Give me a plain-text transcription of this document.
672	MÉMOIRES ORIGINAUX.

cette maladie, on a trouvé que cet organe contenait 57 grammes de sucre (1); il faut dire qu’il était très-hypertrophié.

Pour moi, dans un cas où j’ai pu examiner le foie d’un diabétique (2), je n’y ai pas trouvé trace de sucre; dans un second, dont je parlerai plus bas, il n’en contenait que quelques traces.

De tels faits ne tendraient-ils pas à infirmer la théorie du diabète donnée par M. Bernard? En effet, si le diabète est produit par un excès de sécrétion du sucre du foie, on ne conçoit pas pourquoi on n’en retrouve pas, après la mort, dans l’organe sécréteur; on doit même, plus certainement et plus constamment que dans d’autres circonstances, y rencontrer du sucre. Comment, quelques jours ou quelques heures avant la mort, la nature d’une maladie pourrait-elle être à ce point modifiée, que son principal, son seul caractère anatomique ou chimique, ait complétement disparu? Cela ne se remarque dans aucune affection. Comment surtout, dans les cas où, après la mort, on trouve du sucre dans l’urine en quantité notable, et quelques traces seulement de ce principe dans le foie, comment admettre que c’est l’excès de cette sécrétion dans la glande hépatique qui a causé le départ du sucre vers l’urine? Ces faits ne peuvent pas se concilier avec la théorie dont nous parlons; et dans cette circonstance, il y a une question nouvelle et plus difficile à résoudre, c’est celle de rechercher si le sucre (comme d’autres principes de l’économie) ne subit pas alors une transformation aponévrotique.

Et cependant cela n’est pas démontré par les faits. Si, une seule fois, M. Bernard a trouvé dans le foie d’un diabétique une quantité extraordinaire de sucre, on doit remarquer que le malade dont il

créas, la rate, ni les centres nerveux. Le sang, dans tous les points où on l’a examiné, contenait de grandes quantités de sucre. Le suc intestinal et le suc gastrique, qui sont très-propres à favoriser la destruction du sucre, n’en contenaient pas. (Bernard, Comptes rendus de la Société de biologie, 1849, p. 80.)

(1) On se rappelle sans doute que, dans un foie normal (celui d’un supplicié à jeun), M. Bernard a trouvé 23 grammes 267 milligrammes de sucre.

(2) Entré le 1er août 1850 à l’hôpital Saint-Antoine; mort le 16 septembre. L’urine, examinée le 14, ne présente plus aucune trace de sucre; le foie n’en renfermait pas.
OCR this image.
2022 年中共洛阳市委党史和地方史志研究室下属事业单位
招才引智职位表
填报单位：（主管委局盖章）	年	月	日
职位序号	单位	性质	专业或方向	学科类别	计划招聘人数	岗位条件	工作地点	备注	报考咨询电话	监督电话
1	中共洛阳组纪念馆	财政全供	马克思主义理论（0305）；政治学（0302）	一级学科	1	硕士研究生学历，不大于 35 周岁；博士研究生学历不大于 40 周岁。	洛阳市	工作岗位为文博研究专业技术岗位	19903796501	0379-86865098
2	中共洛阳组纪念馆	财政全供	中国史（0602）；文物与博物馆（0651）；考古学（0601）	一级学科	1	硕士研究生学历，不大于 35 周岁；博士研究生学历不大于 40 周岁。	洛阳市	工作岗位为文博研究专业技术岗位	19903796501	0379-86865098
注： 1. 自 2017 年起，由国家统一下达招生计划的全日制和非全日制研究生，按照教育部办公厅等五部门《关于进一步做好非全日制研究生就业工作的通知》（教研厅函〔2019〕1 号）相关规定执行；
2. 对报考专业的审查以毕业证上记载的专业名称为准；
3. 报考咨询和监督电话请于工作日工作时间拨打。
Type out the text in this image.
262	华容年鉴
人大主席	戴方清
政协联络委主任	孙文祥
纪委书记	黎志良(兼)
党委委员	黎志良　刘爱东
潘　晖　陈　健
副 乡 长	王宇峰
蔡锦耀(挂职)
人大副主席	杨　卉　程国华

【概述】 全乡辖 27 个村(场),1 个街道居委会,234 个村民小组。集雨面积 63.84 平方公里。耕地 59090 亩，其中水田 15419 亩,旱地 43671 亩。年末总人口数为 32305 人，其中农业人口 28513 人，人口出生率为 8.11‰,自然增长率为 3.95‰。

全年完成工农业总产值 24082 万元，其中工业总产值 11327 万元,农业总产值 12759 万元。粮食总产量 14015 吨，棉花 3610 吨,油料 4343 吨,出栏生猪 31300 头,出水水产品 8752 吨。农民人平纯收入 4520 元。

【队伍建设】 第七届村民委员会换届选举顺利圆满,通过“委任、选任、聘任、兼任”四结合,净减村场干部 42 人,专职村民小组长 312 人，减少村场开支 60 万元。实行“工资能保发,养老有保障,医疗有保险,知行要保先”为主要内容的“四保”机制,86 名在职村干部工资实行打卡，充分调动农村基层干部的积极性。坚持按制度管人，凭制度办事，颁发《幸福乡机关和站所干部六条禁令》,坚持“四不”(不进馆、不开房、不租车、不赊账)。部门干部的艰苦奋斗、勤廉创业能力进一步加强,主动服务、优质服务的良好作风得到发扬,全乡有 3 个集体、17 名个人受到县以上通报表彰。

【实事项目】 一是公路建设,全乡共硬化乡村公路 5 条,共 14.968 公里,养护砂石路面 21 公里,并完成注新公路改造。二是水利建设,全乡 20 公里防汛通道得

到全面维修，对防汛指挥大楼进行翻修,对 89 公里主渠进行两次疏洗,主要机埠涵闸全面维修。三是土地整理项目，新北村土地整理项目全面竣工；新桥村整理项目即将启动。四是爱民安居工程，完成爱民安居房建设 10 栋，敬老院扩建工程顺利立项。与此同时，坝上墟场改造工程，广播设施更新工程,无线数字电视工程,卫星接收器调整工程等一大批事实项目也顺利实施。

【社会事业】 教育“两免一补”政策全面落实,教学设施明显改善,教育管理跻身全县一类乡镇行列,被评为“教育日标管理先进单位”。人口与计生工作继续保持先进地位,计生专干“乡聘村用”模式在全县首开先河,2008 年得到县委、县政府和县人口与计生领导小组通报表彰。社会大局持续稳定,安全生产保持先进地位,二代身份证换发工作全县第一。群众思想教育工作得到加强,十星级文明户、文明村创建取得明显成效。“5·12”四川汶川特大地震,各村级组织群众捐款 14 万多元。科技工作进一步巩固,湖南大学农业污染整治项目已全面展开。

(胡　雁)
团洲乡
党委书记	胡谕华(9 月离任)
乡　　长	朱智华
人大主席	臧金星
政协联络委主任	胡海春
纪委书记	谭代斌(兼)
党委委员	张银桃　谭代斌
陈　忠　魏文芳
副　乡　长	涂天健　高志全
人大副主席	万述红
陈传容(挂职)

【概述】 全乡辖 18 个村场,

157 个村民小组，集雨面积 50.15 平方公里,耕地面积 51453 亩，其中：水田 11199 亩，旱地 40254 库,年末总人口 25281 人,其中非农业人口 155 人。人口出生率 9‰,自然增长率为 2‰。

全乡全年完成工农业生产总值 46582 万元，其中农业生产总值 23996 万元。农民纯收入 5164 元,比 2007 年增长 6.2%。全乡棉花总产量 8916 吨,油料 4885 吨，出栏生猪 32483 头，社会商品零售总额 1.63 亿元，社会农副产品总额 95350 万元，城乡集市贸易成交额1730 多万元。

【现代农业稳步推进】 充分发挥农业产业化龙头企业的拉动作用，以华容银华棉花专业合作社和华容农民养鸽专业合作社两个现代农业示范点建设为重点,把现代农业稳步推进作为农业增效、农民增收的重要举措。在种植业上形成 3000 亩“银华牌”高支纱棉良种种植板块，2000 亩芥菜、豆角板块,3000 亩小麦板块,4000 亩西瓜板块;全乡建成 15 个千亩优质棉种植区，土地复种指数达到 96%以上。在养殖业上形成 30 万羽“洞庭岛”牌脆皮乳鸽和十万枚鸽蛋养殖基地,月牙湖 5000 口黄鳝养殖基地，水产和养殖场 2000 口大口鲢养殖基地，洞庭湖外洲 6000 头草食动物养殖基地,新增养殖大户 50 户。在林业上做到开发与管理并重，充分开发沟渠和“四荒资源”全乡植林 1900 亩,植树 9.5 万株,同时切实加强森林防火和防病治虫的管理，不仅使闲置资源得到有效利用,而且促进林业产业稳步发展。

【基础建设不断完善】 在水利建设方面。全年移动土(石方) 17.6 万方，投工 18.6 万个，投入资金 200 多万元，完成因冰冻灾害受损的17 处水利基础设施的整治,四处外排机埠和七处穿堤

Exercise details:
Only a number is wanted: how many lines contain the word "très"?

Output of the exercise:
2